EXCERPTED DATA ▸
══════

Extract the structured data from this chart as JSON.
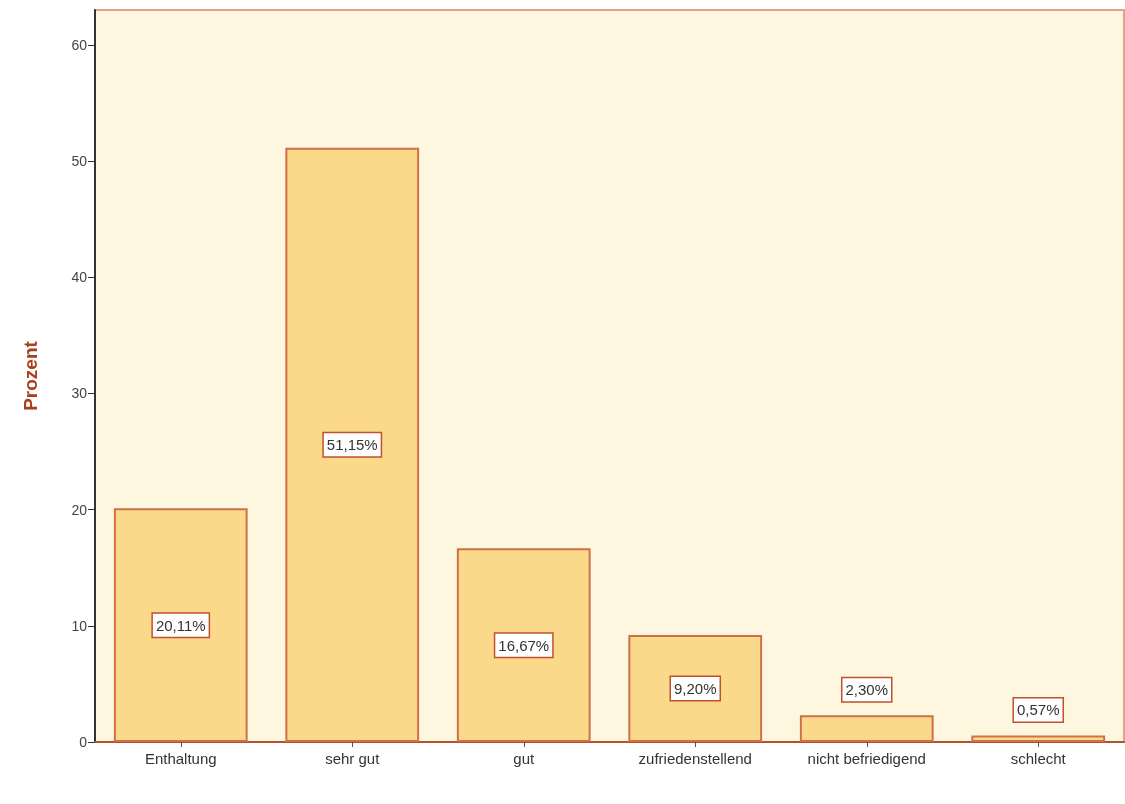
{
  "chart_data": {
    "type": "bar",
    "ylabel": "Prozent",
    "categories": [
      "Enthaltung",
      "sehr gut",
      "gut",
      "zufriedenstellend",
      "nicht befriedigend",
      "schlecht"
    ],
    "values": [
      20.11,
      51.15,
      16.67,
      9.2,
      2.3,
      0.57
    ],
    "value_labels": [
      "20,11%",
      "51,15%",
      "16,67%",
      "9,20%",
      "2,30%",
      "0,57%"
    ],
    "color": "#fbd98a",
    "ylim": [
      0,
      63
    ],
    "yticks": [
      0,
      10,
      20,
      30,
      40,
      50,
      60
    ],
    "grid": false
  }
}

══════

SET EXERCISE ▸ Exclude the images and reproduce the remaining data exactly.

OUTPUT OF THE EXERCISE ▸
Extract the structured data from this chart as JSON.
{
  "chart_data": {
    "type": "bar",
    "ylabel": "Prozent",
    "categories": [
      "Enthaltung",
      "sehr gut",
      "gut",
      "zufriedenstellend",
      "nicht befriedigend",
      "schlecht"
    ],
    "values": [
      20.11,
      51.15,
      16.67,
      9.2,
      2.3,
      0.57
    ],
    "value_labels": [
      "20,11%",
      "51,15%",
      "16,67%",
      "9,20%",
      "2,30%",
      "0,57%"
    ],
    "color": "#fbd98a",
    "ylim": [
      0,
      63
    ],
    "yticks": [
      0,
      10,
      20,
      30,
      40,
      50,
      60
    ],
    "grid": false
  }
}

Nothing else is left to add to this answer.